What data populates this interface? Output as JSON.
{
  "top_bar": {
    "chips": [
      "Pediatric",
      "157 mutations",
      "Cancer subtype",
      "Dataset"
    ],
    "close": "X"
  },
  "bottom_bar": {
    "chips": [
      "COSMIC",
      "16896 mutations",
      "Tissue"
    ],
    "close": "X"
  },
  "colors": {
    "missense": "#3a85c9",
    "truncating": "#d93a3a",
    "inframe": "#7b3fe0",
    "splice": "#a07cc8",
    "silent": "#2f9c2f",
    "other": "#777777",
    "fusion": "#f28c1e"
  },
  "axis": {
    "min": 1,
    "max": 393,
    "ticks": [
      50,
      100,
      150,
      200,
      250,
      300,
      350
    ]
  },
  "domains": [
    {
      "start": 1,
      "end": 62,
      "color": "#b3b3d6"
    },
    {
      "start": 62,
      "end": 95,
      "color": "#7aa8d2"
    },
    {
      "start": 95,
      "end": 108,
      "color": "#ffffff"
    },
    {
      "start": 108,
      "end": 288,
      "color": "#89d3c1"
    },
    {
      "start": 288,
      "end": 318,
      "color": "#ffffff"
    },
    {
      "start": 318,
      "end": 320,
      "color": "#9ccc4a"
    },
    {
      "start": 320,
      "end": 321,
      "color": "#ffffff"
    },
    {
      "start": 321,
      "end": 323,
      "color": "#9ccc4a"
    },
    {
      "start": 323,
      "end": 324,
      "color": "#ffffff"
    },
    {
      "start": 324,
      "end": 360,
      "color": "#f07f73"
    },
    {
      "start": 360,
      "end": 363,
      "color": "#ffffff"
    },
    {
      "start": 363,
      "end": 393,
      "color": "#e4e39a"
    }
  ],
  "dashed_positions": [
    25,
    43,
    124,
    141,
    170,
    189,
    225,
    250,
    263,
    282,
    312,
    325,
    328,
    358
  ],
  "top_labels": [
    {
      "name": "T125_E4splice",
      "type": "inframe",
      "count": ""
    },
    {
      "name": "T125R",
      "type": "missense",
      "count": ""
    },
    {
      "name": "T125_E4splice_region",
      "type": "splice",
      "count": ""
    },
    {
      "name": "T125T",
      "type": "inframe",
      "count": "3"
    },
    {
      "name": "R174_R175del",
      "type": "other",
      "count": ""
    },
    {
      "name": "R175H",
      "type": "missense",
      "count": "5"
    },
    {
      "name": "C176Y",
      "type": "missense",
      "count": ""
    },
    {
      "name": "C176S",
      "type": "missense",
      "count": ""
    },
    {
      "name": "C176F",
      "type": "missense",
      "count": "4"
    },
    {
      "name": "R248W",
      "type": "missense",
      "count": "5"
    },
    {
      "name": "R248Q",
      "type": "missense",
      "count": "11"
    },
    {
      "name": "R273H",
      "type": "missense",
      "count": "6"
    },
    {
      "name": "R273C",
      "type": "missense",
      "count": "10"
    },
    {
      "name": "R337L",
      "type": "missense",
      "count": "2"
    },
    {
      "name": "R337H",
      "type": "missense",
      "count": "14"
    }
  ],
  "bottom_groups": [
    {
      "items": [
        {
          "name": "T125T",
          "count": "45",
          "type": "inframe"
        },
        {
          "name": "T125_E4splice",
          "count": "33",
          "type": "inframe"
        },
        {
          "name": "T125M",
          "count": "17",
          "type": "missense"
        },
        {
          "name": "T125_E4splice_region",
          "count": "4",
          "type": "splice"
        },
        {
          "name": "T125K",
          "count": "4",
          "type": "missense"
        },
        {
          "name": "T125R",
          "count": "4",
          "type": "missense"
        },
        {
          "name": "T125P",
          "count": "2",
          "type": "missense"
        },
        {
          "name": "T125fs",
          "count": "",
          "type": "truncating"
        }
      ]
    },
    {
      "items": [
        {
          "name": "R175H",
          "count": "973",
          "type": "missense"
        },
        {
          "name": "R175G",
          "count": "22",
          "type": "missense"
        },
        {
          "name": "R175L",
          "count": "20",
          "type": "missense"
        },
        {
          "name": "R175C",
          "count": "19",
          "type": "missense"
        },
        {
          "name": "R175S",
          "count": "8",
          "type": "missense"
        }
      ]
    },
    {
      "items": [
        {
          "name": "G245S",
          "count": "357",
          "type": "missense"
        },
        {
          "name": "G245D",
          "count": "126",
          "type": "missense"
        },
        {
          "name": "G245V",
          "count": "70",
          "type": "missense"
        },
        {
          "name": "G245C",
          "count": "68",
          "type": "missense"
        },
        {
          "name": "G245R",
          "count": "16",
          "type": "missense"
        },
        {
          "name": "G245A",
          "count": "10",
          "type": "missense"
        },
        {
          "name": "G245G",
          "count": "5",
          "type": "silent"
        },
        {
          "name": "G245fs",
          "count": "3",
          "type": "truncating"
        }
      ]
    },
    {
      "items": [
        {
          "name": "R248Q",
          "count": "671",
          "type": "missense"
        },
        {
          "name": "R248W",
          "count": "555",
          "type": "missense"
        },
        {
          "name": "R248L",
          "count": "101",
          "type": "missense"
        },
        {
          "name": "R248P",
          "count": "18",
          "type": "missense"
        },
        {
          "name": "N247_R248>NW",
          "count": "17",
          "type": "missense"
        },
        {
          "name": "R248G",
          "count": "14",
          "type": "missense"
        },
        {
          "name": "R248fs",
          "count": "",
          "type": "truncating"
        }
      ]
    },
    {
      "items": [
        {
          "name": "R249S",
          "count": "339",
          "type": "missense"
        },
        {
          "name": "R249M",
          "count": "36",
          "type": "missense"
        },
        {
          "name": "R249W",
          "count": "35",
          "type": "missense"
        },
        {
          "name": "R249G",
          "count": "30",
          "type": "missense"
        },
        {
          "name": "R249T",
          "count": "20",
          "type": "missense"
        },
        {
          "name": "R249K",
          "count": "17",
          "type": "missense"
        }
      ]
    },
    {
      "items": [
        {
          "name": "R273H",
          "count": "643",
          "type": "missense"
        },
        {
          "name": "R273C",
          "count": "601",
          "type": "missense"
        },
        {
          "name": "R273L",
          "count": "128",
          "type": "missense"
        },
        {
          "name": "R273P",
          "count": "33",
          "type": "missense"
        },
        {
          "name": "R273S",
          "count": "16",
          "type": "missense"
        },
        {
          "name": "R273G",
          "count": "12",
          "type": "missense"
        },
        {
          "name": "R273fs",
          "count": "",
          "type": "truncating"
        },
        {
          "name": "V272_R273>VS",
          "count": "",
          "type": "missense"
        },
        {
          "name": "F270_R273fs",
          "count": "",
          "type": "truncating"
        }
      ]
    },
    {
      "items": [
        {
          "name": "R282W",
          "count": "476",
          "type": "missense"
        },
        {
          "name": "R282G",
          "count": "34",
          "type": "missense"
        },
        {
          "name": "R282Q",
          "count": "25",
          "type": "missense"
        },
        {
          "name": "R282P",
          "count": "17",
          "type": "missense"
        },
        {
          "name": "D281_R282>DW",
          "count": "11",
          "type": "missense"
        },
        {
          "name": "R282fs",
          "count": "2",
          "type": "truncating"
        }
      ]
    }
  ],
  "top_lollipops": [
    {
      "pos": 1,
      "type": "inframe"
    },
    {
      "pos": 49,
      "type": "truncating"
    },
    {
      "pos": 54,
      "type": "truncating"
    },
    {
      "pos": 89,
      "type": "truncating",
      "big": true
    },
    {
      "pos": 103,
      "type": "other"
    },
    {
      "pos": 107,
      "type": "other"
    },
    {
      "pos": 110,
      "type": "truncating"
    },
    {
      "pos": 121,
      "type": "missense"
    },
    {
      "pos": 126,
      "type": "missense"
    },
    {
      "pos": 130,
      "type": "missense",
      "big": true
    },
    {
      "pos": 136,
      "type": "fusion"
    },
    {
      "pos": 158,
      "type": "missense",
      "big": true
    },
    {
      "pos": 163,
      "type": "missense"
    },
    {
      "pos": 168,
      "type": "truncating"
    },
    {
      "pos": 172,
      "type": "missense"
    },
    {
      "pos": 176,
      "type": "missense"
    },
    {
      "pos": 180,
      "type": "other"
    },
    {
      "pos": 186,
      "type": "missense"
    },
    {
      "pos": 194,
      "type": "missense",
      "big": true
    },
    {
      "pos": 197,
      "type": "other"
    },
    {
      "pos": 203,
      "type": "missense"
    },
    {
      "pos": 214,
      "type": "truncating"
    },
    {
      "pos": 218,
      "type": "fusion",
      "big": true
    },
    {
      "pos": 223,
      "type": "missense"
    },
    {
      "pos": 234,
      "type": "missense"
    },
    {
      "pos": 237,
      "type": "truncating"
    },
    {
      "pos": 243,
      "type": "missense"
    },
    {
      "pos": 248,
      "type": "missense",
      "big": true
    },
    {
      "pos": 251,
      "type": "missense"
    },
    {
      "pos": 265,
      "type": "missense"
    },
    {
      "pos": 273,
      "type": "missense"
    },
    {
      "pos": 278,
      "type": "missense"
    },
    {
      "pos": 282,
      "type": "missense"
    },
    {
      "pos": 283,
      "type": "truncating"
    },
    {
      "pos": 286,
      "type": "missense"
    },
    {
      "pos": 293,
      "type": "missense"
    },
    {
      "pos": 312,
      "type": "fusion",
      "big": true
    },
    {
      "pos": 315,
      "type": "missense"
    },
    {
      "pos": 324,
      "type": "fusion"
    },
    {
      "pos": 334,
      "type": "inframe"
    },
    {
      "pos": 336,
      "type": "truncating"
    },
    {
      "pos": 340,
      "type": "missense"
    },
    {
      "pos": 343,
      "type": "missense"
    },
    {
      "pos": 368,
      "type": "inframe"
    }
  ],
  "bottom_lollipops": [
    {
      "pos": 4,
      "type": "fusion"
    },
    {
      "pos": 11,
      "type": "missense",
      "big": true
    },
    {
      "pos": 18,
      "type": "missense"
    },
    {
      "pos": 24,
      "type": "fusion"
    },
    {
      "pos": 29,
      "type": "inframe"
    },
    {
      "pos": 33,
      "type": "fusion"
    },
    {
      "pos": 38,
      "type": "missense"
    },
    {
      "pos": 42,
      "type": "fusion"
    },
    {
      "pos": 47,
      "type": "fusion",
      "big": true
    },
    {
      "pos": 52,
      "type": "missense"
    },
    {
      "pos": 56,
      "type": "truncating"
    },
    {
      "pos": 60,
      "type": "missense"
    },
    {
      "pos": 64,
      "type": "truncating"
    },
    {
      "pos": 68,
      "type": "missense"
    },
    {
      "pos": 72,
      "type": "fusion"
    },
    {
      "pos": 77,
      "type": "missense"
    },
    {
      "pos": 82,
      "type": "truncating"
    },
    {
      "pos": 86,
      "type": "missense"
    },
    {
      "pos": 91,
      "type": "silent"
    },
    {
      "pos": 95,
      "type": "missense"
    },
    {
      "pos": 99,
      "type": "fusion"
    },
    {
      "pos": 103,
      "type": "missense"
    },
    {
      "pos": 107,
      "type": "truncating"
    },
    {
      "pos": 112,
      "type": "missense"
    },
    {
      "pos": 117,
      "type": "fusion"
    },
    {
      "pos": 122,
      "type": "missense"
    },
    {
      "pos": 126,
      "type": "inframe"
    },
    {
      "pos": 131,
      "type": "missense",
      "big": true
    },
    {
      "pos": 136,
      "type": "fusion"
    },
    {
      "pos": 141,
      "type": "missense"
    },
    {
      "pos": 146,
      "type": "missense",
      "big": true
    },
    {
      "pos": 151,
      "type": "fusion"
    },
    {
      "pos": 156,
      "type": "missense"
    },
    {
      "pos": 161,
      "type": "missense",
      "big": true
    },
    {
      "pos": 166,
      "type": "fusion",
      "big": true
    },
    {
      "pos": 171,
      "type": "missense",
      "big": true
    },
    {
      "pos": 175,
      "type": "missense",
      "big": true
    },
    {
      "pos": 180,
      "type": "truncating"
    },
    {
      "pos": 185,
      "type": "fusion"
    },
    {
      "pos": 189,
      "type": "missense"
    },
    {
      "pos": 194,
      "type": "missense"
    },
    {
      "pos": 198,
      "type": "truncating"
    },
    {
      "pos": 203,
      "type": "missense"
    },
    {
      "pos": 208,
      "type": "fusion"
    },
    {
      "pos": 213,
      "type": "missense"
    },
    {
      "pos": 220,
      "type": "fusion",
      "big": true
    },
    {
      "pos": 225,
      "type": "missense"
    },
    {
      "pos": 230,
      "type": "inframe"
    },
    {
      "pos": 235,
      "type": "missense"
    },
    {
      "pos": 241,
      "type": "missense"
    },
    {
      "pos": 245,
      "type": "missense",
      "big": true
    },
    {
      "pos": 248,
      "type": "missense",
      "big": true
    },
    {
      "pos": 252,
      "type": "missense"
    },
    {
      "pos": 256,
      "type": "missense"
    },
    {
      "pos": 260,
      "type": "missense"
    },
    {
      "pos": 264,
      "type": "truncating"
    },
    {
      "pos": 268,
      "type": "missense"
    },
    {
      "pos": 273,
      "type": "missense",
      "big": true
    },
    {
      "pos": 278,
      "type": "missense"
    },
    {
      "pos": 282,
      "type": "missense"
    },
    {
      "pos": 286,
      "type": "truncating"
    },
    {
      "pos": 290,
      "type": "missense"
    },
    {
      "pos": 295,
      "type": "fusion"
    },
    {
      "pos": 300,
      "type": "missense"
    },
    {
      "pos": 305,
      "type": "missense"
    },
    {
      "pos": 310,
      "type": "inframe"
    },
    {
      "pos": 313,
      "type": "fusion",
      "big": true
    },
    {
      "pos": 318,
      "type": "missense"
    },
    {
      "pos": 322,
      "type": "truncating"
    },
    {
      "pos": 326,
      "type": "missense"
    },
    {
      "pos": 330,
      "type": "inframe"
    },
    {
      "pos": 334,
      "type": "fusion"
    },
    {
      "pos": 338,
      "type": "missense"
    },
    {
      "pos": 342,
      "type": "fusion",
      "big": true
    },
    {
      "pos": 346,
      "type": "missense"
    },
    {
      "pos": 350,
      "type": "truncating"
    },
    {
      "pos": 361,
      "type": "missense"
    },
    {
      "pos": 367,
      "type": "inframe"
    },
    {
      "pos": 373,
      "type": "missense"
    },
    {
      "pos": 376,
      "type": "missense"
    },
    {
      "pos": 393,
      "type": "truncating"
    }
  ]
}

Goal of the exercise: Copy every line that contains the string "silent".

Solution to this exercise:
    "silent": "#2f9c2f",
          "type": "silent"
      "type": "silent"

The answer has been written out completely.